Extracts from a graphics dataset

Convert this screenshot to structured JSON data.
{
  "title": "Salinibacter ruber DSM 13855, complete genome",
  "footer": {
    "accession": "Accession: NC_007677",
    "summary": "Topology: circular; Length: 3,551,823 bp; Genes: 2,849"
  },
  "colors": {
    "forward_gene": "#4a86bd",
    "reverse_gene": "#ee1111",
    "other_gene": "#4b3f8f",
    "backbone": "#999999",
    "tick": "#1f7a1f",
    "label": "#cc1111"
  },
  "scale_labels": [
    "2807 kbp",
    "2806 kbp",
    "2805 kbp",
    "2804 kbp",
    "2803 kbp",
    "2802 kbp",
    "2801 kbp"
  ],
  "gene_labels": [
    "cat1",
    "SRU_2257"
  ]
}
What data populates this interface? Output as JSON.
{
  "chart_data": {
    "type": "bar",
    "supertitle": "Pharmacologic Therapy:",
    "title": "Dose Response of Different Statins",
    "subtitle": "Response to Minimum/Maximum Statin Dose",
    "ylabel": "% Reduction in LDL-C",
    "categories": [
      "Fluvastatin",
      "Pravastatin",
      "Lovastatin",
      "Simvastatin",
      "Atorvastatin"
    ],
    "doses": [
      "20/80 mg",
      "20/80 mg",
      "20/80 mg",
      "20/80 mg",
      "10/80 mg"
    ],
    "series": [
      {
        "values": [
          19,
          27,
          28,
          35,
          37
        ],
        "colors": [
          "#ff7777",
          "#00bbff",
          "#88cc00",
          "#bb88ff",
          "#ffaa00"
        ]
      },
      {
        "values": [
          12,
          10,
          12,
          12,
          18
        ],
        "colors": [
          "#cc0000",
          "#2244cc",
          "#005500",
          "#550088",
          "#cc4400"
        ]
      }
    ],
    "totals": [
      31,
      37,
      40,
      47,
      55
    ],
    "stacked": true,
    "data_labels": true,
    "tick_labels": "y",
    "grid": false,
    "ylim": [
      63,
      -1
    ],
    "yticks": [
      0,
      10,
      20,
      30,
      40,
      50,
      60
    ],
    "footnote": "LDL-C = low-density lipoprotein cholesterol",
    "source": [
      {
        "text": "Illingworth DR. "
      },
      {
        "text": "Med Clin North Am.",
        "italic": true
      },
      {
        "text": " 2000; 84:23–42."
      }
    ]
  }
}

*Directions for this task*: Each entry above needs to be output exactly.

*Answer*:
Convert this screenshot to structured JSON data.
{
  "title": "Salinibacter ruber DSM 13855, complete genome",
  "footer": {
    "accession": "Accession: NC_007677",
    "summary": "Topology: circular; Length: 3,551,823 bp; Genes: 2,849"
  },
  "colors": {
    "forward_gene": "#4a86bd",
    "reverse_gene": "#ee1111",
    "other_gene": "#4b3f8f",
    "backbone": "#999999",
    "tick": "#1f7a1f",
    "label": "#cc1111"
  },
  "scale_labels": [
    "2807 kbp",
    "2806 kbp",
    "2805 kbp",
    "2804 kbp",
    "2803 kbp",
    "2802 kbp",
    "2801 kbp"
  ],
  "gene_labels": [
    "cat1",
    "SRU_2257"
  ]
}
What data populates this interface? Output as JSON.
{
  "chart_data": {
    "type": "bar",
    "supertitle": "Pharmacologic Therapy:",
    "title": "Dose Response of Different Statins",
    "subtitle": "Response to Minimum/Maximum Statin Dose",
    "ylabel": "% Reduction in LDL-C",
    "categories": [
      "Fluvastatin",
      "Pravastatin",
      "Lovastatin",
      "Simvastatin",
      "Atorvastatin"
    ],
    "doses": [
      "20/80 mg",
      "20/80 mg",
      "20/80 mg",
      "20/80 mg",
      "10/80 mg"
    ],
    "series": [
      {
        "values": [
          19,
          27,
          28,
          35,
          37
        ],
        "colors": [
          "#ff7777",
          "#00bbff",
          "#88cc00",
          "#bb88ff",
          "#ffaa00"
        ]
      },
      {
        "values": [
          12,
          10,
          12,
          12,
          18
        ],
        "colors": [
          "#cc0000",
          "#2244cc",
          "#005500",
          "#550088",
          "#cc4400"
        ]
      }
    ],
    "totals": [
      31,
      37,
      40,
      47,
      55
    ],
    "stacked": true,
    "data_labels": true,
    "tick_labels": "y",
    "grid": false,
    "ylim": [
      63,
      -1
    ],
    "yticks": [
      0,
      10,
      20,
      30,
      40,
      50,
      60
    ],
    "footnote": "LDL-C = low-density lipoprotein cholesterol",
    "source": [
      {
        "text": "Illingworth DR. "
      },
      {
        "text": "Med Clin North Am.",
        "italic": true
      },
      {
        "text": " 2000; 84:23–42."
      }
    ]
  }
}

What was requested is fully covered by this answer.